### [Task to carry out]
Skip every image and restate the data word for word.

(Figure record extracts)
-*-*-

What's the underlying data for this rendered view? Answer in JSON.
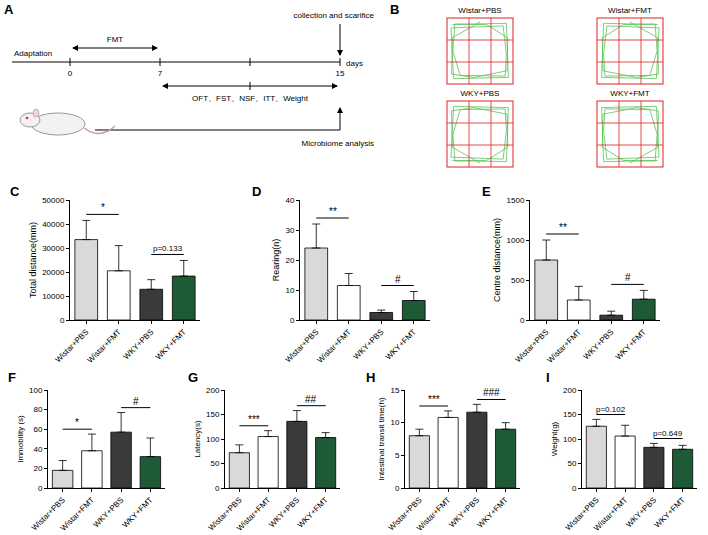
{
  "diagram": {
    "label": "A",
    "phases": [
      "Adaptation",
      "FMT"
    ],
    "days": [
      0,
      7,
      15
    ],
    "unit": "days",
    "tests": "OFT、FST、NSF、ITT、Weight",
    "top_note": "collection and scarifice",
    "bottom_note": "Microbiome analysis"
  },
  "tracks": {
    "label": "B",
    "groups": [
      "Wistar+PBS",
      "Wistar+FMT",
      "WKY+PBS",
      "WKY+FMT"
    ]
  },
  "chart_data": [
    {
      "type": "bar",
      "label": "C",
      "ylabel": "Total distance(mm)",
      "categories": [
        "Wistar+PBS",
        "Wistar+FMT",
        "WKY+PBS",
        "WKY+FMT"
      ],
      "values": [
        33500,
        20500,
        12800,
        18300
      ],
      "errors": [
        8000,
        10500,
        4000,
        6500
      ],
      "colors": [
        "#d9d9d9",
        "#ffffff",
        "#3a3a3a",
        "#1e5a36"
      ],
      "ylim": [
        0,
        50000
      ],
      "yticks": [
        0,
        10000,
        20000,
        30000,
        40000,
        50000
      ],
      "comparisons": [
        {
          "groups": [
            0,
            1
          ],
          "label": "*"
        },
        {
          "groups": [
            2,
            3
          ],
          "label": "p=0.133"
        }
      ]
    },
    {
      "type": "bar",
      "label": "D",
      "ylabel": "Rearing(n)",
      "categories": [
        "Wistar+PBS",
        "Wistar+FMT",
        "WKY+PBS",
        "WKY+FMT"
      ],
      "values": [
        24,
        11.5,
        2.5,
        6.5
      ],
      "errors": [
        8,
        4,
        0.8,
        3
      ],
      "colors": [
        "#d9d9d9",
        "#ffffff",
        "#3a3a3a",
        "#1e5a36"
      ],
      "ylim": [
        0,
        40
      ],
      "yticks": [
        0,
        10,
        20,
        30,
        40
      ],
      "comparisons": [
        {
          "groups": [
            0,
            1
          ],
          "label": "**"
        },
        {
          "groups": [
            2,
            3
          ],
          "label": "#"
        }
      ]
    },
    {
      "type": "bar",
      "label": "E",
      "ylabel": "Centre distance(mm)",
      "categories": [
        "Wistar+PBS",
        "Wistar+FMT",
        "WKY+PBS",
        "WKY+FMT"
      ],
      "values": [
        750,
        250,
        60,
        260
      ],
      "errors": [
        250,
        170,
        50,
        110
      ],
      "colors": [
        "#d9d9d9",
        "#ffffff",
        "#3a3a3a",
        "#1e5a36"
      ],
      "ylim": [
        0,
        1500
      ],
      "yticks": [
        0,
        500,
        1000,
        1500
      ],
      "comparisons": [
        {
          "groups": [
            0,
            1
          ],
          "label": "**"
        },
        {
          "groups": [
            2,
            3
          ],
          "label": "#"
        }
      ]
    },
    {
      "type": "bar",
      "label": "F",
      "ylabel": "Immobility (s)",
      "categories": [
        "Wistar+PBS",
        "Wistar+FMT",
        "WKY+PBS",
        "WKY+FMT"
      ],
      "values": [
        18,
        38,
        57,
        32
      ],
      "errors": [
        10,
        17,
        20,
        19
      ],
      "colors": [
        "#d9d9d9",
        "#ffffff",
        "#3a3a3a",
        "#1e5a36"
      ],
      "ylim": [
        0,
        100
      ],
      "yticks": [
        0,
        20,
        40,
        60,
        80,
        100
      ],
      "comparisons": [
        {
          "groups": [
            0,
            1
          ],
          "label": "*"
        },
        {
          "groups": [
            2,
            3
          ],
          "label": "#"
        }
      ]
    },
    {
      "type": "bar",
      "label": "G",
      "ylabel": "Latency(s)",
      "categories": [
        "Wistar+PBS",
        "Wistar+FMT",
        "WKY+PBS",
        "WKY+FMT"
      ],
      "values": [
        72,
        105,
        136,
        103
      ],
      "errors": [
        16,
        12,
        22,
        10
      ],
      "colors": [
        "#d9d9d9",
        "#ffffff",
        "#3a3a3a",
        "#1e5a36"
      ],
      "ylim": [
        0,
        200
      ],
      "yticks": [
        0,
        50,
        100,
        150,
        200
      ],
      "comparisons": [
        {
          "groups": [
            0,
            1
          ],
          "label": "***"
        },
        {
          "groups": [
            2,
            3
          ],
          "label": "##"
        }
      ]
    },
    {
      "type": "bar",
      "label": "H",
      "ylabel": "Intestinal transit time(h)",
      "categories": [
        "Wistar+PBS",
        "Wistar+FMT",
        "WKY+PBS",
        "WKY+FMT"
      ],
      "values": [
        8,
        10.8,
        11.6,
        9
      ],
      "errors": [
        1,
        1,
        1.2,
        1
      ],
      "colors": [
        "#d9d9d9",
        "#ffffff",
        "#3a3a3a",
        "#1e5a36"
      ],
      "ylim": [
        0,
        15
      ],
      "yticks": [
        0,
        5,
        10,
        15
      ],
      "comparisons": [
        {
          "groups": [
            0,
            1
          ],
          "label": "***"
        },
        {
          "groups": [
            2,
            3
          ],
          "label": "###"
        }
      ]
    },
    {
      "type": "bar",
      "label": "I",
      "ylabel": "Weight(g)",
      "categories": [
        "Wistar+PBS",
        "Wistar+FMT",
        "WKY+PBS",
        "WKY+FMT"
      ],
      "values": [
        126,
        106,
        83,
        79
      ],
      "errors": [
        14,
        22,
        8,
        8
      ],
      "colors": [
        "#d9d9d9",
        "#ffffff",
        "#3a3a3a",
        "#1e5a36"
      ],
      "ylim": [
        0,
        200
      ],
      "yticks": [
        0,
        50,
        100,
        150,
        200
      ],
      "comparisons": [
        {
          "groups": [
            0,
            1
          ],
          "label": "p=0.102"
        },
        {
          "groups": [
            2,
            3
          ],
          "label": "p=0.649"
        }
      ]
    }
  ]
}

-*-*-

### [Exercise solution]
What's the underlying data for this rendered view? Answer in JSON.
{
  "diagram": {
    "label": "A",
    "phases": [
      "Adaptation",
      "FMT"
    ],
    "days": [
      0,
      7,
      15
    ],
    "unit": "days",
    "tests": "OFT、FST、NSF、ITT、Weight",
    "top_note": "collection and scarifice",
    "bottom_note": "Microbiome analysis"
  },
  "tracks": {
    "label": "B",
    "groups": [
      "Wistar+PBS",
      "Wistar+FMT",
      "WKY+PBS",
      "WKY+FMT"
    ]
  },
  "chart_data": [
    {
      "type": "bar",
      "label": "C",
      "ylabel": "Total distance(mm)",
      "categories": [
        "Wistar+PBS",
        "Wistar+FMT",
        "WKY+PBS",
        "WKY+FMT"
      ],
      "values": [
        33500,
        20500,
        12800,
        18300
      ],
      "errors": [
        8000,
        10500,
        4000,
        6500
      ],
      "colors": [
        "#d9d9d9",
        "#ffffff",
        "#3a3a3a",
        "#1e5a36"
      ],
      "ylim": [
        0,
        50000
      ],
      "yticks": [
        0,
        10000,
        20000,
        30000,
        40000,
        50000
      ],
      "comparisons": [
        {
          "groups": [
            0,
            1
          ],
          "label": "*"
        },
        {
          "groups": [
            2,
            3
          ],
          "label": "p=0.133"
        }
      ]
    },
    {
      "type": "bar",
      "label": "D",
      "ylabel": "Rearing(n)",
      "categories": [
        "Wistar+PBS",
        "Wistar+FMT",
        "WKY+PBS",
        "WKY+FMT"
      ],
      "values": [
        24,
        11.5,
        2.5,
        6.5
      ],
      "errors": [
        8,
        4,
        0.8,
        3
      ],
      "colors": [
        "#d9d9d9",
        "#ffffff",
        "#3a3a3a",
        "#1e5a36"
      ],
      "ylim": [
        0,
        40
      ],
      "yticks": [
        0,
        10,
        20,
        30,
        40
      ],
      "comparisons": [
        {
          "groups": [
            0,
            1
          ],
          "label": "**"
        },
        {
          "groups": [
            2,
            3
          ],
          "label": "#"
        }
      ]
    },
    {
      "type": "bar",
      "label": "E",
      "ylabel": "Centre distance(mm)",
      "categories": [
        "Wistar+PBS",
        "Wistar+FMT",
        "WKY+PBS",
        "WKY+FMT"
      ],
      "values": [
        750,
        250,
        60,
        260
      ],
      "errors": [
        250,
        170,
        50,
        110
      ],
      "colors": [
        "#d9d9d9",
        "#ffffff",
        "#3a3a3a",
        "#1e5a36"
      ],
      "ylim": [
        0,
        1500
      ],
      "yticks": [
        0,
        500,
        1000,
        1500
      ],
      "comparisons": [
        {
          "groups": [
            0,
            1
          ],
          "label": "**"
        },
        {
          "groups": [
            2,
            3
          ],
          "label": "#"
        }
      ]
    },
    {
      "type": "bar",
      "label": "F",
      "ylabel": "Immobility (s)",
      "categories": [
        "Wistar+PBS",
        "Wistar+FMT",
        "WKY+PBS",
        "WKY+FMT"
      ],
      "values": [
        18,
        38,
        57,
        32
      ],
      "errors": [
        10,
        17,
        20,
        19
      ],
      "colors": [
        "#d9d9d9",
        "#ffffff",
        "#3a3a3a",
        "#1e5a36"
      ],
      "ylim": [
        0,
        100
      ],
      "yticks": [
        0,
        20,
        40,
        60,
        80,
        100
      ],
      "comparisons": [
        {
          "groups": [
            0,
            1
          ],
          "label": "*"
        },
        {
          "groups": [
            2,
            3
          ],
          "label": "#"
        }
      ]
    },
    {
      "type": "bar",
      "label": "G",
      "ylabel": "Latency(s)",
      "categories": [
        "Wistar+PBS",
        "Wistar+FMT",
        "WKY+PBS",
        "WKY+FMT"
      ],
      "values": [
        72,
        105,
        136,
        103
      ],
      "errors": [
        16,
        12,
        22,
        10
      ],
      "colors": [
        "#d9d9d9",
        "#ffffff",
        "#3a3a3a",
        "#1e5a36"
      ],
      "ylim": [
        0,
        200
      ],
      "yticks": [
        0,
        50,
        100,
        150,
        200
      ],
      "comparisons": [
        {
          "groups": [
            0,
            1
          ],
          "label": "***"
        },
        {
          "groups": [
            2,
            3
          ],
          "label": "##"
        }
      ]
    },
    {
      "type": "bar",
      "label": "H",
      "ylabel": "Intestinal transit time(h)",
      "categories": [
        "Wistar+PBS",
        "Wistar+FMT",
        "WKY+PBS",
        "WKY+FMT"
      ],
      "values": [
        8,
        10.8,
        11.6,
        9
      ],
      "errors": [
        1,
        1,
        1.2,
        1
      ],
      "colors": [
        "#d9d9d9",
        "#ffffff",
        "#3a3a3a",
        "#1e5a36"
      ],
      "ylim": [
        0,
        15
      ],
      "yticks": [
        0,
        5,
        10,
        15
      ],
      "comparisons": [
        {
          "groups": [
            0,
            1
          ],
          "label": "***"
        },
        {
          "groups": [
            2,
            3
          ],
          "label": "###"
        }
      ]
    },
    {
      "type": "bar",
      "label": "I",
      "ylabel": "Weight(g)",
      "categories": [
        "Wistar+PBS",
        "Wistar+FMT",
        "WKY+PBS",
        "WKY+FMT"
      ],
      "values": [
        126,
        106,
        83,
        79
      ],
      "errors": [
        14,
        22,
        8,
        8
      ],
      "colors": [
        "#d9d9d9",
        "#ffffff",
        "#3a3a3a",
        "#1e5a36"
      ],
      "ylim": [
        0,
        200
      ],
      "yticks": [
        0,
        50,
        100,
        150,
        200
      ],
      "comparisons": [
        {
          "groups": [
            0,
            1
          ],
          "label": "p=0.102"
        },
        {
          "groups": [
            2,
            3
          ],
          "label": "p=0.649"
        }
      ]
    }
  ]
}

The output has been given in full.